Aşağıdaki girdilerin hepsini satır satır, tek bir karakterini bile değiştirmeden yeniden yazın.
==== Verilen malzeme
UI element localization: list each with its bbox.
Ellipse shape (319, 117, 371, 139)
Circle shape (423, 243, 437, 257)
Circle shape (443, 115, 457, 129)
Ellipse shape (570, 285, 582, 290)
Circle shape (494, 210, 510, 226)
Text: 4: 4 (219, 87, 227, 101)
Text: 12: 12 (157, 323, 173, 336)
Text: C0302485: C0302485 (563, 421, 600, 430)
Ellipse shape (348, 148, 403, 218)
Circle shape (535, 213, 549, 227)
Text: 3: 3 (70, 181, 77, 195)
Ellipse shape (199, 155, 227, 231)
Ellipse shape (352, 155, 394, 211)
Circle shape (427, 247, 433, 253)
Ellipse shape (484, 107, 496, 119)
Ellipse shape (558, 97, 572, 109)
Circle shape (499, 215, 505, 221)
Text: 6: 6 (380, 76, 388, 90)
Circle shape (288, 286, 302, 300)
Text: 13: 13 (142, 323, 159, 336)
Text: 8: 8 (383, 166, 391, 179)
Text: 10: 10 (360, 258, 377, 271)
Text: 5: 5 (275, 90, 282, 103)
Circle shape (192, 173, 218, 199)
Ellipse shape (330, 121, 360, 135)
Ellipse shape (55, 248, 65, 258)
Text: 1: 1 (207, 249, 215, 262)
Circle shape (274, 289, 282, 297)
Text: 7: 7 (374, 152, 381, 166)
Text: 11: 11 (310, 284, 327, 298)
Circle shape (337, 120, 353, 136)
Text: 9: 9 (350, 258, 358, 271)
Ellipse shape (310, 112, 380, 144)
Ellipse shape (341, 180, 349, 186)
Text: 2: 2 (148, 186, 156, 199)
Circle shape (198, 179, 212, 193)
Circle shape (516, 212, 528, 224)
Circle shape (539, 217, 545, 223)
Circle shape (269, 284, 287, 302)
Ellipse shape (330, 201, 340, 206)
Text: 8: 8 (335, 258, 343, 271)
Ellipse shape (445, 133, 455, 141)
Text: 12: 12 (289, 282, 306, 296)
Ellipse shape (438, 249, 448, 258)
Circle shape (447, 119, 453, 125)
========
## Görevin çözümü:
UI element localization: list each with its bbox.
Ellipse shape (319, 117, 371, 139)
Circle shape (423, 243, 437, 257)
Circle shape (443, 115, 457, 129)
Ellipse shape (570, 285, 582, 290)
Circle shape (494, 210, 510, 226)
Text: 4: 4 (219, 87, 227, 101)
Text: 12: 12 (157, 323, 173, 336)
Text: C0302485: C0302485 (563, 421, 600, 430)
Ellipse shape (348, 148, 403, 218)
Circle shape (535, 213, 549, 227)
Text: 3: 3 (70, 181, 77, 195)
Ellipse shape (199, 155, 227, 231)
Ellipse shape (352, 155, 394, 211)
Circle shape (427, 247, 433, 253)
Ellipse shape (484, 107, 496, 119)
Ellipse shape (558, 97, 572, 109)
Circle shape (499, 215, 505, 221)
Text: 6: 6 (380, 76, 388, 90)
Circle shape (288, 286, 302, 300)
Text: 13: 13 (142, 323, 159, 336)
Text: 8: 8 (383, 166, 391, 179)
Text: 10: 10 (360, 258, 377, 271)
Text: 5: 5 (275, 90, 282, 103)
Circle shape (192, 173, 218, 199)
Ellipse shape (330, 121, 360, 135)
Ellipse shape (55, 248, 65, 258)
Text: 1: 1 (207, 249, 215, 262)
Circle shape (274, 289, 282, 297)
Text: 7: 7 (374, 152, 381, 166)
Text: 11: 11 (310, 284, 327, 298)
Circle shape (337, 120, 353, 136)
Text: 9: 9 (350, 258, 358, 271)
Ellipse shape (310, 112, 380, 144)
Ellipse shape (341, 180, 349, 186)
Text: 2: 2 (148, 186, 156, 199)
Circle shape (198, 179, 212, 193)
Circle shape (516, 212, 528, 224)
Circle shape (539, 217, 545, 223)
Circle shape (269, 284, 287, 302)
Ellipse shape (330, 201, 340, 206)
Text: 8: 8 (335, 258, 343, 271)
Ellipse shape (445, 133, 455, 141)
Text: 12: 12 (289, 282, 306, 296)
Ellipse shape (438, 249, 448, 258)
Circle shape (447, 119, 453, 125)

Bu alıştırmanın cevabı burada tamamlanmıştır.